**Task objective**
Copy all lines below exactly as written. Leave pictures out.

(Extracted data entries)
╔══
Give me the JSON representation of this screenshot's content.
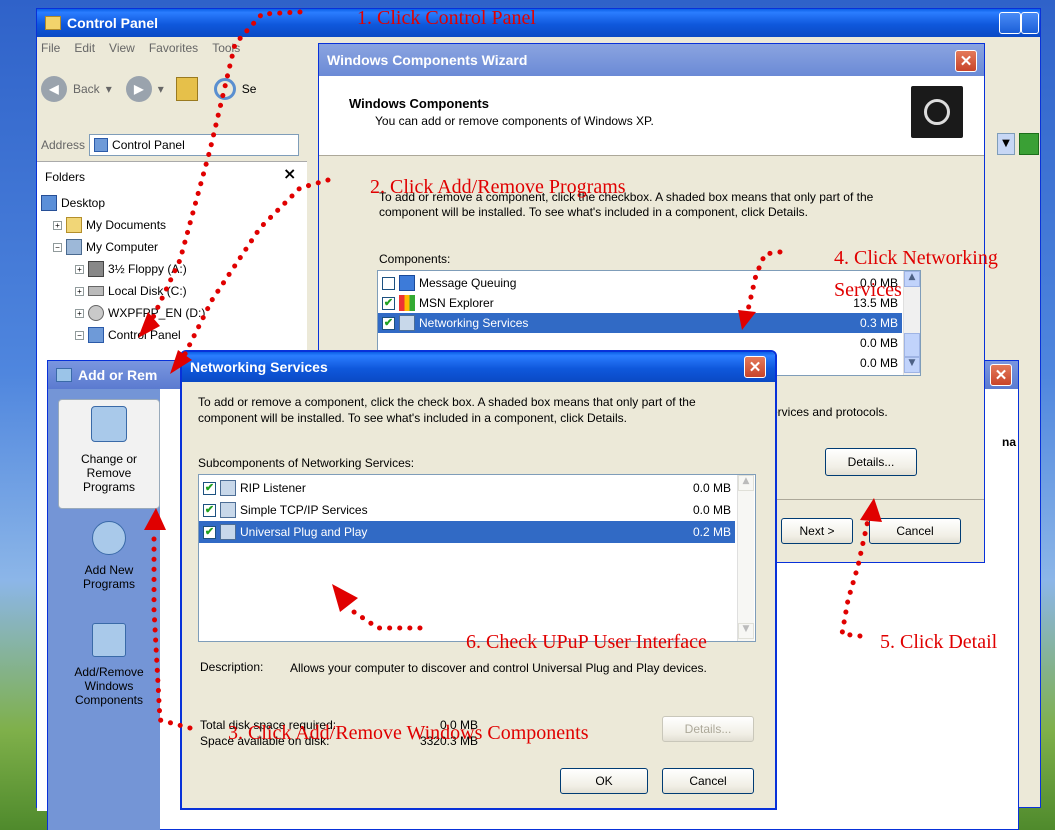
{
  "control_panel": {
    "title": "Control Panel",
    "menu": [
      "File",
      "Edit",
      "View",
      "Favorites",
      "Tools"
    ],
    "back_label": "Back",
    "search_label": "Se",
    "address_label": "Address",
    "address_value": "Control Panel",
    "folders_label": "Folders",
    "close_glyph": "×",
    "tree": {
      "desktop": "Desktop",
      "my_documents": "My Documents",
      "my_computer": "My Computer",
      "floppy": "3½ Floppy (A:)",
      "local_disk": "Local Disk (C:)",
      "wxpfpp": "WXPFPP_EN (D:)",
      "control_panel": "Control Panel"
    }
  },
  "add_remove": {
    "title": "Add or Rem",
    "items": {
      "change_remove": "Change or Remove Programs",
      "add_new": "Add New Programs",
      "add_remove_windows": "Add/Remove Windows Components"
    },
    "side_text": "na"
  },
  "wizard": {
    "title": "Windows Components Wizard",
    "header_title": "Windows Components",
    "header_sub": "You can add or remove components of Windows XP.",
    "intro": "To add or remove a component, click the checkbox. A shaded box means that only part of the component will be installed. To see what's included in a component, click Details.",
    "components_label": "Components:",
    "components": [
      {
        "name": "Message Queuing",
        "size": "0.0 MB",
        "checked": false
      },
      {
        "name": "MSN Explorer",
        "size": "13.5 MB",
        "checked": true
      },
      {
        "name": "Networking Services",
        "size": "0.3 MB",
        "checked": true
      },
      {
        "name": "",
        "size": "0.0 MB",
        "checked": false
      },
      {
        "name": "",
        "size": "0.0 MB",
        "checked": false
      }
    ],
    "desc_partial": "ervices and protocols.",
    "details_label": "Details...",
    "next_label": "Next >",
    "cancel_label": "Cancel"
  },
  "networking": {
    "title": "Networking Services",
    "intro": "To add or remove a component, click the check box. A shaded box means that only part of the component will be installed. To see what's included in a component, click Details.",
    "sub_label": "Subcomponents of Networking Services:",
    "items": [
      {
        "name": "RIP Listener",
        "size": "0.0 MB",
        "checked": true
      },
      {
        "name": "Simple TCP/IP Services",
        "size": "0.0 MB",
        "checked": true
      },
      {
        "name": "Universal Plug and Play",
        "size": "0.2 MB",
        "checked": true
      }
    ],
    "description_label": "Description:",
    "description_text": "Allows your computer to discover and control Universal Plug and Play devices.",
    "total_label": "Total disk space required:",
    "total_value": "0.0 MB",
    "avail_label": "Space available on disk:",
    "avail_value": "3320.3 MB",
    "details_label": "Details...",
    "ok_label": "OK",
    "cancel_label": "Cancel"
  },
  "annotations": {
    "step1": "1. Click Control Panel",
    "step2": "2. Click Add/Remove Programs",
    "step3": "3. Click Add/Remove Windows Components",
    "step4a": "4. Click Networking",
    "step4b": "Services",
    "step5": "5. Click Detail",
    "step6": "6. Check UPuP User Interface"
  },
  "colors": {
    "annotation": "#e00000",
    "xp_titlebar": "#0a5fe6",
    "selection": "#316ac5"
  }
}
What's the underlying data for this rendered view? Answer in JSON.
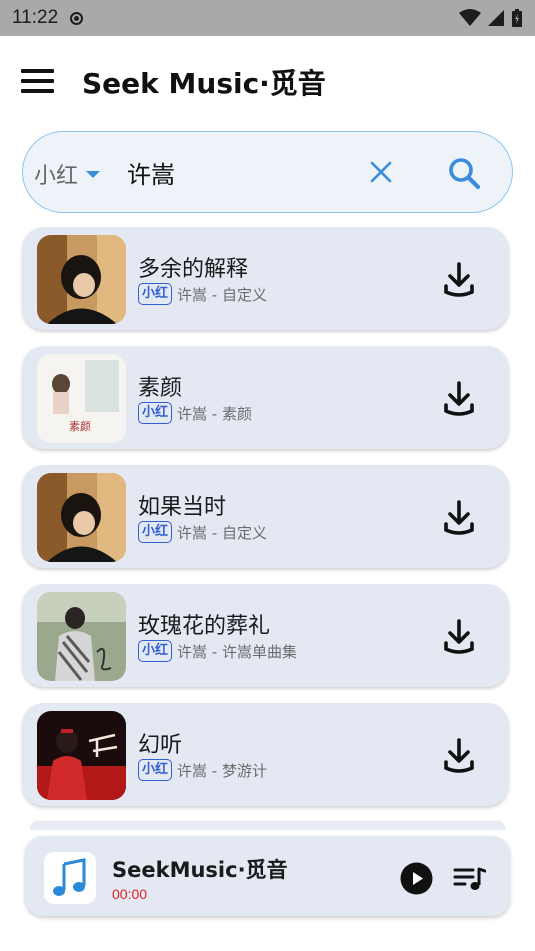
╚══
**Answer to the problem**
Give me the JSON representation of this screenshot's content.
{
  "control_panel": {
    "title": "Control Panel",
    "menu": [
      "File",
      "Edit",
      "View",
      "Favorites",
      "Tools"
    ],
    "back_label": "Back",
    "search_label": "Se",
    "address_label": "Address",
    "address_value": "Control Panel",
    "folders_label": "Folders",
    "close_glyph": "×",
    "tree": {
      "desktop": "Desktop",
      "my_documents": "My Documents",
      "my_computer": "My Computer",
      "floppy": "3½ Floppy (A:)",
      "local_disk": "Local Disk (C:)",
      "wxpfpp": "WXPFPP_EN (D:)",
      "control_panel": "Control Panel"
    }
  },
  "add_remove": {
    "title": "Add or Rem",
    "items": {
      "change_remove": "Change or Remove Programs",
      "add_new": "Add New Programs",
      "add_remove_windows": "Add/Remove Windows Components"
    },
    "side_text": "na"
  },
  "wizard": {
    "title": "Windows Components Wizard",
    "header_title": "Windows Components",
    "header_sub": "You can add or remove components of Windows XP.",
    "intro": "To add or remove a component, click the checkbox. A shaded box means that only part of the component will be installed. To see what's included in a component, click Details.",
    "components_label": "Components:",
    "components": [
      {
        "name": "Message Queuing",
        "size": "0.0 MB",
        "checked": false
      },
      {
        "name": "MSN Explorer",
        "size": "13.5 MB",
        "checked": true
      },
      {
        "name": "Networking Services",
        "size": "0.3 MB",
        "checked": true
      },
      {
        "name": "",
        "size": "0.0 MB",
        "checked": false
      },
      {
        "name": "",
        "size": "0.0 MB",
        "checked": false
      }
    ],
    "desc_partial": "ervices and protocols.",
    "details_label": "Details...",
    "next_label": "Next >",
    "cancel_label": "Cancel"
  },
  "networking": {
    "title": "Networking Services",
    "intro": "To add or remove a component, click the check box. A shaded box means that only part of the component will be installed. To see what's included in a component, click Details.",
    "sub_label": "Subcomponents of Networking Services:",
    "items": [
      {
        "name": "RIP Listener",
        "size": "0.0 MB",
        "checked": true
      },
      {
        "name": "Simple TCP/IP Services",
        "size": "0.0 MB",
        "checked": true
      },
      {
        "name": "Universal Plug and Play",
        "size": "0.2 MB",
        "checked": true
      }
    ],
    "description_label": "Description:",
    "description_text": "Allows your computer to discover and control Universal Plug and Play devices.",
    "total_label": "Total disk space required:",
    "total_value": "0.0 MB",
    "avail_label": "Space available on disk:",
    "avail_value": "3320.3 MB",
    "details_label": "Details...",
    "ok_label": "OK",
    "cancel_label": "Cancel"
  },
  "annotations": {
    "step1": "1. Click Control Panel",
    "step2": "2. Click Add/Remove Programs",
    "step3": "3. Click Add/Remove Windows Components",
    "step4a": "4. Click Networking",
    "step4b": "Services",
    "step5": "5. Click Detail",
    "step6": "6. Check UPuP User Interface"
  },
  "colors": {
    "annotation": "#e00000",
    "xp_titlebar": "#0a5fe6",
    "selection": "#316ac5"
  }
}
What's the underlying data for this rendered view? Answer in JSON.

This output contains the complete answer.